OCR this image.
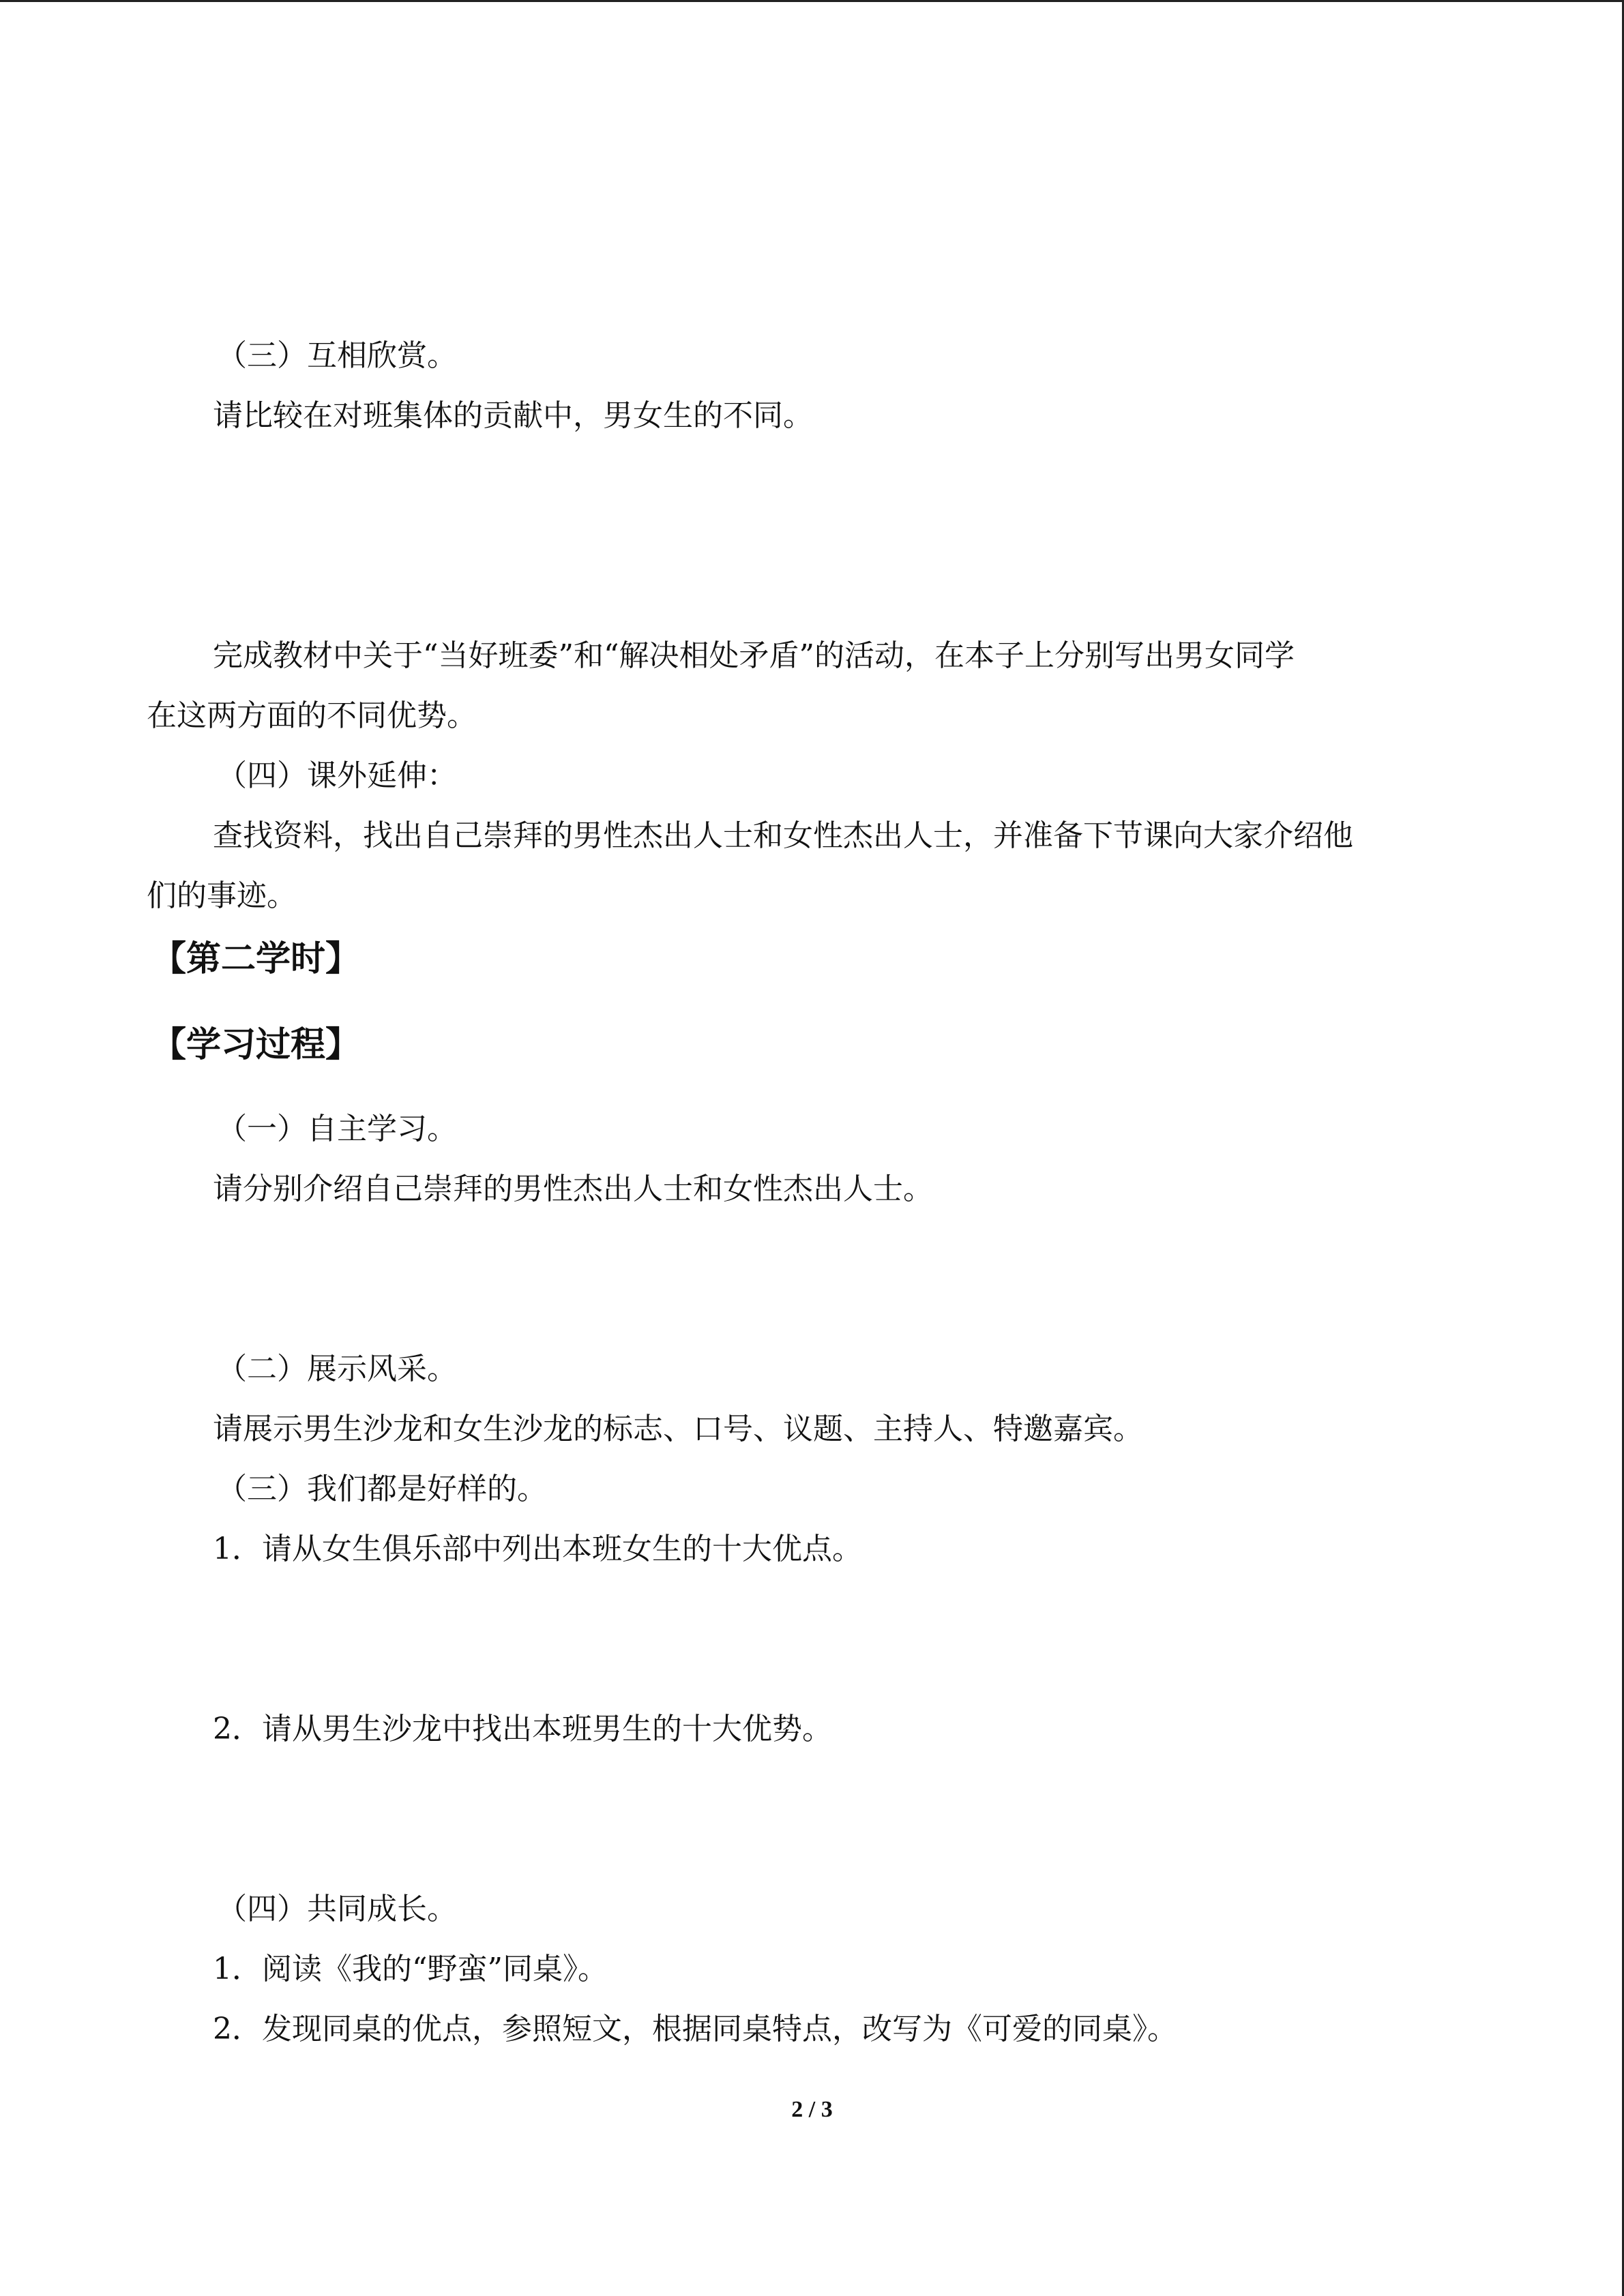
（三）互相欣赏。
请比较在对班集体的贡献中，男女生的不同。
完成教材中关于“当好班委”和“解决相处矛盾”的活动，在本子上分别写出男女同学
在这两方面的不同优势。
（四）课外延伸：
查找资料，找出自己崇拜的男性杰出人士和女性杰出人士，并准备下节课向大家介绍他
们的事迹。
【第二学时】
【学习过程】
（一）自主学习。
请分别介绍自己崇拜的男性杰出人士和女性杰出人士。
（二）展示风采。
请展示男生沙龙和女生沙龙的标志、口号、议题、主持人、特邀嘉宾。
（三）我们都是好样的。
1．请从女生俱乐部中列出本班女生的十大优点。
2．请从男生沙龙中找出本班男生的十大优势。
（四）共同成长。
1．阅读《我的“野蛮”同桌》。
2．发现同桌的优点，参照短文，根据同桌特点，改写为《可爱的同桌》。
2 / 3
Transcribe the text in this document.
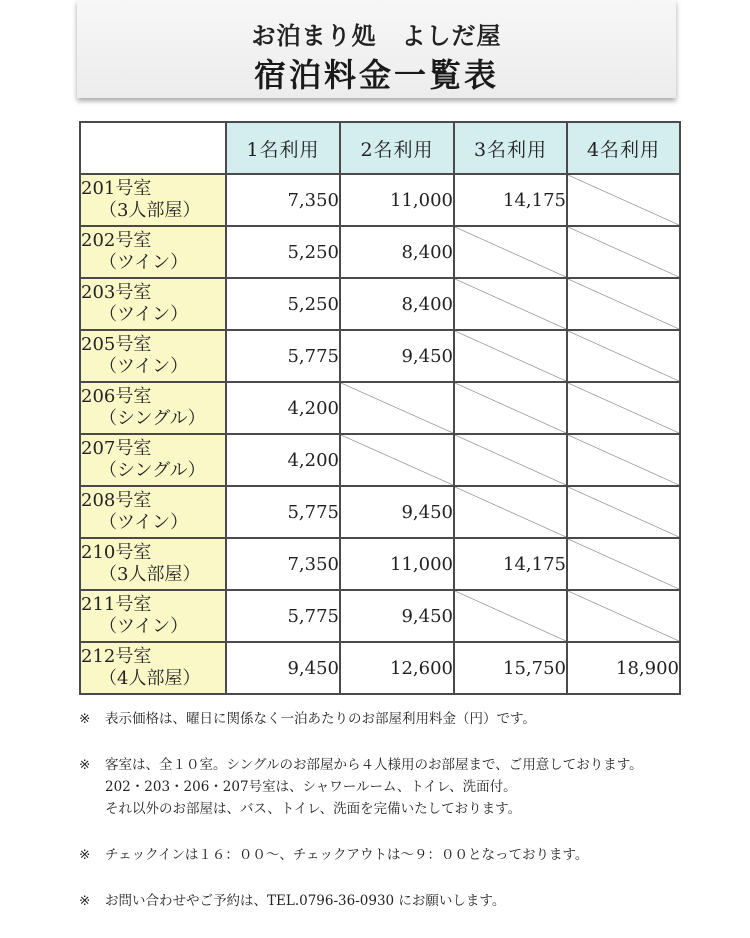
お泊まり処　よしだ屋
宿泊料金一覧表
	1名利用	2名利用	3名利用	4名利用

201号室
（3人部屋）	7,350	11,000	14,175	

202号室
（ツイン）	5,250	8,400		

203号室
（ツイン）	5,250	8,400		

205号室
（ツイン）	5,775	9,450		

206号室
（シングル）	4,200			

207号室
（シングル）	4,200			

208号室
（ツイン）	5,775	9,450		

210号室
（3人部屋）	7,350	11,000	14,175	

211号室
（ツイン）	5,775	9,450		

212号室
（4人部屋）	9,450	12,600	15,750	18,900
※ 表示価格は、曜日に関係なく一泊あたりのお部屋利用料金（円）です。
※ 客室は、全１０室。シングルのお部屋から４人様用のお部屋まで、ご用意しております。
202・203・206・207号室は、シャワールーム、トイレ、洗面付。
それ以外のお部屋は、バス、トイレ、洗面を完備いたしております。
※ チェックインは１６：００〜、チェックアウトは〜９：００となっております。
※ お問い合わせやご予約は、TEL.0796-36-0930 にお願いします。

■ ■ ■ ■ ■ ■ ■

● **Exercise goal**
Retype all entries exactly as they appear, dropping the images.

● **Finished answer**
OCR this image.
（三）互相欣赏。
请比较在对班集体的贡献中，男女生的不同。
完成教材中关于“当好班委”和“解决相处矛盾”的活动，在本子上分别写出男女同学
在这两方面的不同优势。
（四）课外延伸：
查找资料，找出自己崇拜的男性杰出人士和女性杰出人士，并准备下节课向大家介绍他
们的事迹。
【第二学时】
【学习过程】
（一）自主学习。
请分别介绍自己崇拜的男性杰出人士和女性杰出人士。
（二）展示风采。
请展示男生沙龙和女生沙龙的标志、口号、议题、主持人、特邀嘉宾。
（三）我们都是好样的。
1．请从女生俱乐部中列出本班女生的十大优点。
2．请从男生沙龙中找出本班男生的十大优势。
（四）共同成长。
1．阅读《我的“野蛮”同桌》。
2．发现同桌的优点，参照短文，根据同桌特点，改写为《可爱的同桌》。
2 / 3
Transcribe the text in this document.
お泊まり処　よしだ屋
宿泊料金一覧表
	1名利用	2名利用	3名利用	4名利用

201号室
（3人部屋）	7,350	11,000	14,175	

202号室
（ツイン）	5,250	8,400		

203号室
（ツイン）	5,250	8,400		

205号室
（ツイン）	5,775	9,450		

206号室
（シングル）	4,200			

207号室
（シングル）	4,200			

208号室
（ツイン）	5,775	9,450		

210号室
（3人部屋）	7,350	11,000	14,175	

211号室
（ツイン）	5,775	9,450		

212号室
（4人部屋）	9,450	12,600	15,750	18,900
※ 表示価格は、曜日に関係なく一泊あたりのお部屋利用料金（円）です。
※ 客室は、全１０室。シングルのお部屋から４人様用のお部屋まで、ご用意しております。
202・203・206・207号室は、シャワールーム、トイレ、洗面付。
それ以外のお部屋は、バス、トイレ、洗面を完備いたしております。
※ チェックインは１６：００〜、チェックアウトは〜９：００となっております。
※ お問い合わせやご予約は、TEL.0796-36-0930 にお願いします。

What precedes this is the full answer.